## Try it
An exact copy of each line below is needed, with no images in it.

[Opening Records shown section]

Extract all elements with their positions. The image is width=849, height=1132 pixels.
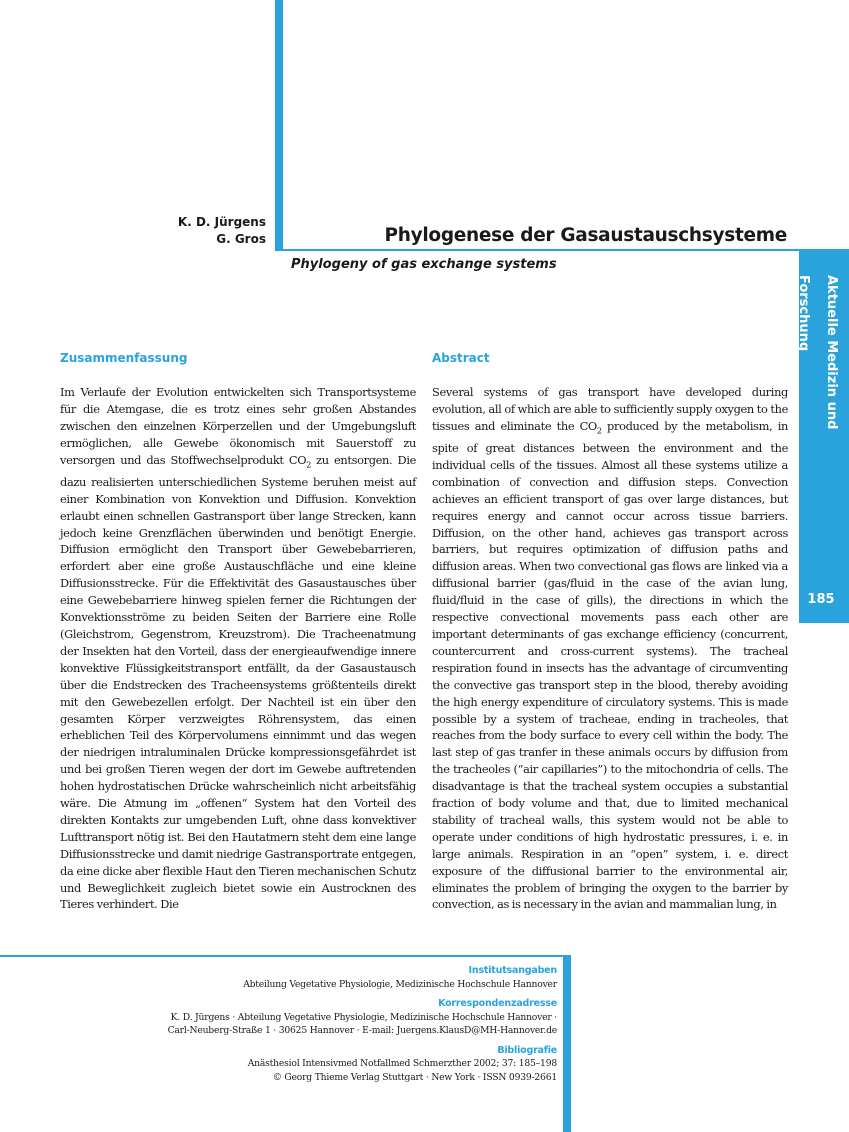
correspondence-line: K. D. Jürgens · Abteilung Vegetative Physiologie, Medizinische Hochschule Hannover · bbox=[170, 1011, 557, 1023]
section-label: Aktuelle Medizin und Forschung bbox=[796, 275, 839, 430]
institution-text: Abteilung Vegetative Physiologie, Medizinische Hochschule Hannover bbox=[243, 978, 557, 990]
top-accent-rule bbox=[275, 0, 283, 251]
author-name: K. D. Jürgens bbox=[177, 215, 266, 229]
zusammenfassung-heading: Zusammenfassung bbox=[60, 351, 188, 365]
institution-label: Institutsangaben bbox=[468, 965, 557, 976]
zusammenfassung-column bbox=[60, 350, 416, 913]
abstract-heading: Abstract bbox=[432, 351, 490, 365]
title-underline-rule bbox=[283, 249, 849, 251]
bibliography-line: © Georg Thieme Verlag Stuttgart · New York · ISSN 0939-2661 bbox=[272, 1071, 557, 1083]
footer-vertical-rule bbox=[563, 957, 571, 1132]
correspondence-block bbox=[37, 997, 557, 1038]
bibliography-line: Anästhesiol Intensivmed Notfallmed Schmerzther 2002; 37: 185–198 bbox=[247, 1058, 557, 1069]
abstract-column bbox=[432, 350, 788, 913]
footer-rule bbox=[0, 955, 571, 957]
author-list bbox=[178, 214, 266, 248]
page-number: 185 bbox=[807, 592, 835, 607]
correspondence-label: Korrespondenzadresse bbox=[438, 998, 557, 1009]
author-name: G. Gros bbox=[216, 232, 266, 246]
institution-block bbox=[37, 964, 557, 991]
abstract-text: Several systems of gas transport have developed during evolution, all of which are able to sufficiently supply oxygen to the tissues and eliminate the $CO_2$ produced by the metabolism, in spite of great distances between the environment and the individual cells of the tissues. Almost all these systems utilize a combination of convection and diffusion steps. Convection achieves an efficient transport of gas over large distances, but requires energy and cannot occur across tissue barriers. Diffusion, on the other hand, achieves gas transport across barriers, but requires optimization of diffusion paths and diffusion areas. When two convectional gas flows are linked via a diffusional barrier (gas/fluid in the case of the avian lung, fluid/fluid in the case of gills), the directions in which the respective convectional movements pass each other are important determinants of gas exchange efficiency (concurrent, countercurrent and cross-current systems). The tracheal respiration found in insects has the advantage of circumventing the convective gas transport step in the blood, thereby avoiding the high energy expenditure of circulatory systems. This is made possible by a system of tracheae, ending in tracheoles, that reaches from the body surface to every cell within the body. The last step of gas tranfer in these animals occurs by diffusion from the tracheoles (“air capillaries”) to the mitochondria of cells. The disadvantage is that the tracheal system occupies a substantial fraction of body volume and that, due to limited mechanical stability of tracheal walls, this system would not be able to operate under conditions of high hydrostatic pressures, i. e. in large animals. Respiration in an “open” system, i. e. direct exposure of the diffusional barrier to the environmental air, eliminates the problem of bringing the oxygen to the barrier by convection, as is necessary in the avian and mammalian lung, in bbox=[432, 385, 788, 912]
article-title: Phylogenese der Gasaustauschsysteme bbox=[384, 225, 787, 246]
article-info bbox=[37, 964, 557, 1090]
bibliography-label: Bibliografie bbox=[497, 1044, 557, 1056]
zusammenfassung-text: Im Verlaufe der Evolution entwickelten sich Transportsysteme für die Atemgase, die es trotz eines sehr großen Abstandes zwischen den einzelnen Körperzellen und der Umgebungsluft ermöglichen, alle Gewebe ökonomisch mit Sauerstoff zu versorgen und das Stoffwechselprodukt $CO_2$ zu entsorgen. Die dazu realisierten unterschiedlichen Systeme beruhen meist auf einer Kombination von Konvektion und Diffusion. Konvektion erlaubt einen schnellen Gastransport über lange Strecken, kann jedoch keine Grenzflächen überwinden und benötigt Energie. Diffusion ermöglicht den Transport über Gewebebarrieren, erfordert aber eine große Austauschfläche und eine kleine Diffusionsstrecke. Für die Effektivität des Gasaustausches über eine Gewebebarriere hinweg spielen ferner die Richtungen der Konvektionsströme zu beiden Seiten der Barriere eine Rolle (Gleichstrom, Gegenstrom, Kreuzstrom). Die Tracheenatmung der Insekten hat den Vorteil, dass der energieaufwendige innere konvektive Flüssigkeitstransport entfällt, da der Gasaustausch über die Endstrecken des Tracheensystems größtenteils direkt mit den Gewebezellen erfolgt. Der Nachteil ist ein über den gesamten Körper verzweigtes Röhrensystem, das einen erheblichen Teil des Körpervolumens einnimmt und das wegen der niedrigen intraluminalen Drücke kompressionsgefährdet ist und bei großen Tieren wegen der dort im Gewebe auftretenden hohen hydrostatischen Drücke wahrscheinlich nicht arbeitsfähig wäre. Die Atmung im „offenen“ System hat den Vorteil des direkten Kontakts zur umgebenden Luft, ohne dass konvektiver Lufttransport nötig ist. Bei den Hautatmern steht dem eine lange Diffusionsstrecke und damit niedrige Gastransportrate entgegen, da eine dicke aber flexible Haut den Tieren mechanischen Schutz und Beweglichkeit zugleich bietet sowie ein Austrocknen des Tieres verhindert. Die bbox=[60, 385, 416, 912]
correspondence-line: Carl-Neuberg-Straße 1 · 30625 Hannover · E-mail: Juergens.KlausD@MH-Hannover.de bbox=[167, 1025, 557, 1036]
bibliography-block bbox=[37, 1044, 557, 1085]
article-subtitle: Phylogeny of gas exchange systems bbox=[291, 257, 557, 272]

[Closing Records shown section]

## The answer
Extract all elements with their positions. The image is width=849, height=1132 pixels.
correspondence-line: K. D. Jürgens · Abteilung Vegetative Physiologie, Medizinische Hochschule Hannover · bbox=[170, 1011, 557, 1023]
section-label: Aktuelle Medizin und Forschung bbox=[796, 275, 839, 430]
institution-text: Abteilung Vegetative Physiologie, Medizinische Hochschule Hannover bbox=[243, 978, 557, 990]
top-accent-rule bbox=[275, 0, 283, 251]
author-name: K. D. Jürgens bbox=[177, 215, 266, 229]
zusammenfassung-heading: Zusammenfassung bbox=[60, 351, 188, 365]
institution-label: Institutsangaben bbox=[468, 965, 557, 976]
zusammenfassung-column bbox=[60, 350, 416, 913]
abstract-heading: Abstract bbox=[432, 351, 490, 365]
title-underline-rule bbox=[283, 249, 849, 251]
bibliography-line: © Georg Thieme Verlag Stuttgart · New York · ISSN 0939-2661 bbox=[272, 1071, 557, 1083]
footer-vertical-rule bbox=[563, 957, 571, 1132]
correspondence-block bbox=[37, 997, 557, 1038]
bibliography-line: Anästhesiol Intensivmed Notfallmed Schmerzther 2002; 37: 185–198 bbox=[247, 1058, 557, 1069]
abstract-column bbox=[432, 350, 788, 913]
footer-rule bbox=[0, 955, 571, 957]
author-list bbox=[178, 214, 266, 248]
page-number: 185 bbox=[807, 592, 835, 607]
correspondence-label: Korrespondenzadresse bbox=[438, 998, 557, 1009]
author-name: G. Gros bbox=[216, 232, 266, 246]
institution-block bbox=[37, 964, 557, 991]
abstract-text: Several systems of gas transport have developed during evolution, all of which are able to sufficiently supply oxygen to the tissues and eliminate the $CO_2$ produced by the metabolism, in spite of great distances between the environment and the individual cells of the tissues. Almost all these systems utilize a combination of convection and diffusion steps. Convection achieves an efficient transport of gas over large distances, but requires energy and cannot occur across tissue barriers. Diffusion, on the other hand, achieves gas transport across barriers, but requires optimization of diffusion paths and diffusion areas. When two convectional gas flows are linked via a diffusional barrier (gas/fluid in the case of the avian lung, fluid/fluid in the case of gills), the directions in which the respective convectional movements pass each other are important determinants of gas exchange efficiency (concurrent, countercurrent and cross-current systems). The tracheal respiration found in insects has the advantage of circumventing the convective gas transport step in the blood, thereby avoiding the high energy expenditure of circulatory systems. This is made possible by a system of tracheae, ending in tracheoles, that reaches from the body surface to every cell within the body. The last step of gas tranfer in these animals occurs by diffusion from the tracheoles (“air capillaries”) to the mitochondria of cells. The disadvantage is that the tracheal system occupies a substantial fraction of body volume and that, due to limited mechanical stability of tracheal walls, this system would not be able to operate under conditions of high hydrostatic pressures, i. e. in large animals. Respiration in an “open” system, i. e. direct exposure of the diffusional barrier to the environmental air, eliminates the problem of bringing the oxygen to the barrier by convection, as is necessary in the avian and mammalian lung, in bbox=[432, 385, 788, 912]
article-title: Phylogenese der Gasaustauschsysteme bbox=[384, 225, 787, 246]
article-info bbox=[37, 964, 557, 1090]
bibliography-label: Bibliografie bbox=[497, 1044, 557, 1056]
zusammenfassung-text: Im Verlaufe der Evolution entwickelten sich Transportsysteme für die Atemgase, die es trotz eines sehr großen Abstandes zwischen den einzelnen Körperzellen und der Umgebungsluft ermöglichen, alle Gewebe ökonomisch mit Sauerstoff zu versorgen und das Stoffwechselprodukt $CO_2$ zu entsorgen. Die dazu realisierten unterschiedlichen Systeme beruhen meist auf einer Kombination von Konvektion und Diffusion. Konvektion erlaubt einen schnellen Gastransport über lange Strecken, kann jedoch keine Grenzflächen überwinden und benötigt Energie. Diffusion ermöglicht den Transport über Gewebebarrieren, erfordert aber eine große Austauschfläche und eine kleine Diffusionsstrecke. Für die Effektivität des Gasaustausches über eine Gewebebarriere hinweg spielen ferner die Richtungen der Konvektionsströme zu beiden Seiten der Barriere eine Rolle (Gleichstrom, Gegenstrom, Kreuzstrom). Die Tracheenatmung der Insekten hat den Vorteil, dass der energieaufwendige innere konvektive Flüssigkeitstransport entfällt, da der Gasaustausch über die Endstrecken des Tracheensystems größtenteils direkt mit den Gewebezellen erfolgt. Der Nachteil ist ein über den gesamten Körper verzweigtes Röhrensystem, das einen erheblichen Teil des Körpervolumens einnimmt und das wegen der niedrigen intraluminalen Drücke kompressionsgefährdet ist und bei großen Tieren wegen der dort im Gewebe auftretenden hohen hydrostatischen Drücke wahrscheinlich nicht arbeitsfähig wäre. Die Atmung im „offenen“ System hat den Vorteil des direkten Kontakts zur umgebenden Luft, ohne dass konvektiver Lufttransport nötig ist. Bei den Hautatmern steht dem eine lange Diffusionsstrecke und damit niedrige Gastransportrate entgegen, da eine dicke aber flexible Haut den Tieren mechanischen Schutz und Beweglichkeit zugleich bietet sowie ein Austrocknen des Tieres verhindert. Die bbox=[60, 385, 416, 912]
correspondence-line: Carl-Neuberg-Straße 1 · 30625 Hannover · E-mail: Juergens.KlausD@MH-Hannover.de bbox=[167, 1025, 557, 1036]
bibliography-block bbox=[37, 1044, 557, 1085]
article-subtitle: Phylogeny of gas exchange systems bbox=[291, 257, 557, 272]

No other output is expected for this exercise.